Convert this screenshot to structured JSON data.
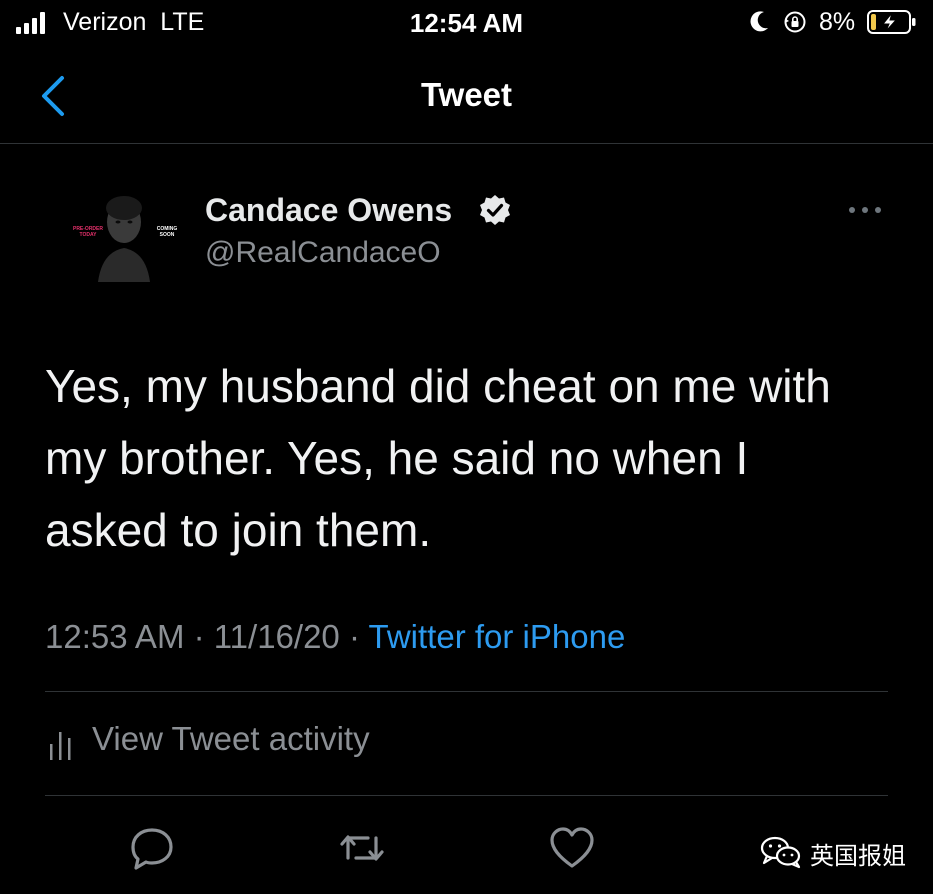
{
  "status_bar": {
    "carrier": "Verizon  LTE",
    "time": "12:54 AM",
    "battery_percent": "8%"
  },
  "nav": {
    "title": "Tweet",
    "back_icon": "chevron-left-icon"
  },
  "tweet": {
    "author": {
      "display_name": "Candace Owens",
      "handle": "@RealCandaceO",
      "verified": true,
      "avatar_text_left": "PRE-ORDER TODAY",
      "avatar_text_right": "COMING SOON"
    },
    "text": "Yes, my husband did cheat on me with\nmy brother. Yes, he said no when I\nasked to join them.",
    "time": "12:53 AM",
    "separator": " · ",
    "date": "11/16/20",
    "source": "Twitter for iPhone"
  },
  "activity": {
    "label": "View Tweet activity",
    "icon": "analytics-bars-icon"
  },
  "actions": [
    "reply-icon",
    "retweet-icon",
    "like-icon"
  ],
  "watermark": {
    "text": "英国报姐",
    "icon": "wechat-icon"
  },
  "colors": {
    "background": "#000000",
    "link_blue": "#2d9bf0",
    "secondary_text": "#8b8f94",
    "divider": "#2f3336",
    "badge_pink": "#e5306b"
  }
}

→ **THE TASK**
Repeat each entry exactly. Pictures do not belong in the copy.

→ **EXPECTED ANSWER**
Convert this screenshot to structured JSON data.
{
  "status_bar": {
    "carrier": "Verizon  LTE",
    "time": "12:54 AM",
    "battery_percent": "8%"
  },
  "nav": {
    "title": "Tweet",
    "back_icon": "chevron-left-icon"
  },
  "tweet": {
    "author": {
      "display_name": "Candace Owens",
      "handle": "@RealCandaceO",
      "verified": true,
      "avatar_text_left": "PRE-ORDER TODAY",
      "avatar_text_right": "COMING SOON"
    },
    "text": "Yes, my husband did cheat on me with\nmy brother. Yes, he said no when I\nasked to join them.",
    "time": "12:53 AM",
    "separator": " · ",
    "date": "11/16/20",
    "source": "Twitter for iPhone"
  },
  "activity": {
    "label": "View Tweet activity",
    "icon": "analytics-bars-icon"
  },
  "actions": [
    "reply-icon",
    "retweet-icon",
    "like-icon"
  ],
  "watermark": {
    "text": "英国报姐",
    "icon": "wechat-icon"
  },
  "colors": {
    "background": "#000000",
    "link_blue": "#2d9bf0",
    "secondary_text": "#8b8f94",
    "divider": "#2f3336",
    "badge_pink": "#e5306b"
  }
}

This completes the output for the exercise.